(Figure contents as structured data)
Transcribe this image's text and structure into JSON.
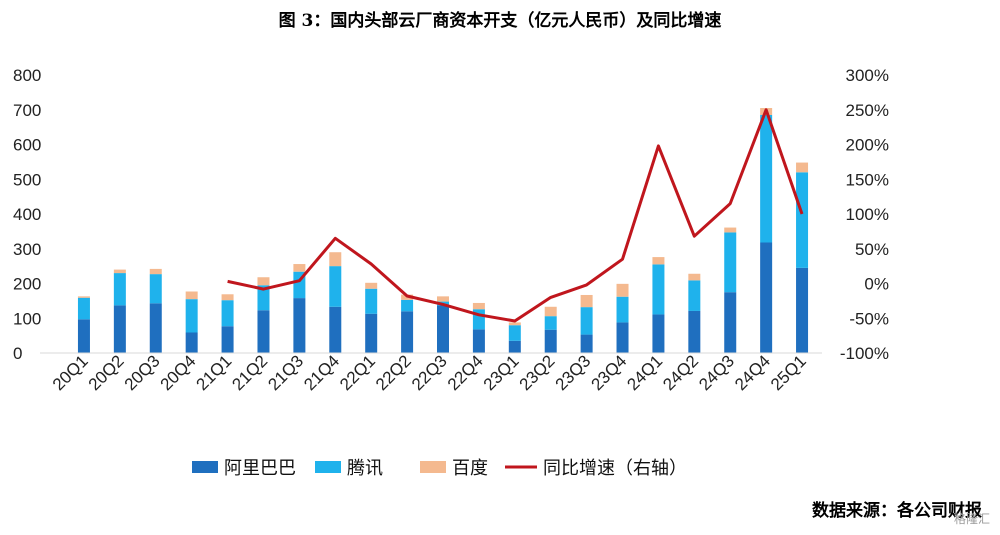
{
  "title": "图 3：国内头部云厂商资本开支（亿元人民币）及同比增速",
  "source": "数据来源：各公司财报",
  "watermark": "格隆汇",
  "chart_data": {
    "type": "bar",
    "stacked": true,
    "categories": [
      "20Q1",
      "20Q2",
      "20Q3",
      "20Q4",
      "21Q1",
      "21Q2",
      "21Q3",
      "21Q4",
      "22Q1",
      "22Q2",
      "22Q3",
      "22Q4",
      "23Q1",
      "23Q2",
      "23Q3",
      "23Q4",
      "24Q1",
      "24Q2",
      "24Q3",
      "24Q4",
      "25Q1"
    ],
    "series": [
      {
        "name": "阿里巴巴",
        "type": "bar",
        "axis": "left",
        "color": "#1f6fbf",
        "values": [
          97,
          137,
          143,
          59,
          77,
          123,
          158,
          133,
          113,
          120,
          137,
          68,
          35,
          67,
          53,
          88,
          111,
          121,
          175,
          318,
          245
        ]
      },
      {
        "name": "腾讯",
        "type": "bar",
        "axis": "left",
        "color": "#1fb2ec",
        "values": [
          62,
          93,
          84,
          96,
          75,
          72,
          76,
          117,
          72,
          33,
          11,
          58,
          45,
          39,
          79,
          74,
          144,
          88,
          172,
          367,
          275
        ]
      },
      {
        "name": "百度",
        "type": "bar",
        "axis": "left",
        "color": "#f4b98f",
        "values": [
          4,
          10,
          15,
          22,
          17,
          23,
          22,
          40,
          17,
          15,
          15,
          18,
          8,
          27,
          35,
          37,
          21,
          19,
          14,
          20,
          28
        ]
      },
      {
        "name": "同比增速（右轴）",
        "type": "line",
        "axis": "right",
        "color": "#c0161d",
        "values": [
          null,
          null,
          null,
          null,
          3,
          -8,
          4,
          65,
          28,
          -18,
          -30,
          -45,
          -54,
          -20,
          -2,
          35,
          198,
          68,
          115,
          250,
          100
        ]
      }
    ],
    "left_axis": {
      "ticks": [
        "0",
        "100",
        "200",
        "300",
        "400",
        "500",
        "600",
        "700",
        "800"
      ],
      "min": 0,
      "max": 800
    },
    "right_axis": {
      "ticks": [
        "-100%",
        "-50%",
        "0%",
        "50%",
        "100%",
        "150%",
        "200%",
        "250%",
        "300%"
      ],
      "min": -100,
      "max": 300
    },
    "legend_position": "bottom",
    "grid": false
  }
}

**Request:** In this exercise, set down all of the data exactly, without the pictures.

**Response:**
Transcribe this image's text and structure into JSON.
{
  "title": "图 3：国内头部云厂商资本开支（亿元人民币）及同比增速",
  "source": "数据来源：各公司财报",
  "watermark": "格隆汇",
  "chart_data": {
    "type": "bar",
    "stacked": true,
    "categories": [
      "20Q1",
      "20Q2",
      "20Q3",
      "20Q4",
      "21Q1",
      "21Q2",
      "21Q3",
      "21Q4",
      "22Q1",
      "22Q2",
      "22Q3",
      "22Q4",
      "23Q1",
      "23Q2",
      "23Q3",
      "23Q4",
      "24Q1",
      "24Q2",
      "24Q3",
      "24Q4",
      "25Q1"
    ],
    "series": [
      {
        "name": "阿里巴巴",
        "type": "bar",
        "axis": "left",
        "color": "#1f6fbf",
        "values": [
          97,
          137,
          143,
          59,
          77,
          123,
          158,
          133,
          113,
          120,
          137,
          68,
          35,
          67,
          53,
          88,
          111,
          121,
          175,
          318,
          245
        ]
      },
      {
        "name": "腾讯",
        "type": "bar",
        "axis": "left",
        "color": "#1fb2ec",
        "values": [
          62,
          93,
          84,
          96,
          75,
          72,
          76,
          117,
          72,
          33,
          11,
          58,
          45,
          39,
          79,
          74,
          144,
          88,
          172,
          367,
          275
        ]
      },
      {
        "name": "百度",
        "type": "bar",
        "axis": "left",
        "color": "#f4b98f",
        "values": [
          4,
          10,
          15,
          22,
          17,
          23,
          22,
          40,
          17,
          15,
          15,
          18,
          8,
          27,
          35,
          37,
          21,
          19,
          14,
          20,
          28
        ]
      },
      {
        "name": "同比增速（右轴）",
        "type": "line",
        "axis": "right",
        "color": "#c0161d",
        "values": [
          null,
          null,
          null,
          null,
          3,
          -8,
          4,
          65,
          28,
          -18,
          -30,
          -45,
          -54,
          -20,
          -2,
          35,
          198,
          68,
          115,
          250,
          100
        ]
      }
    ],
    "left_axis": {
      "ticks": [
        "0",
        "100",
        "200",
        "300",
        "400",
        "500",
        "600",
        "700",
        "800"
      ],
      "min": 0,
      "max": 800
    },
    "right_axis": {
      "ticks": [
        "-100%",
        "-50%",
        "0%",
        "50%",
        "100%",
        "150%",
        "200%",
        "250%",
        "300%"
      ],
      "min": -100,
      "max": 300
    },
    "legend_position": "bottom",
    "grid": false
  }
}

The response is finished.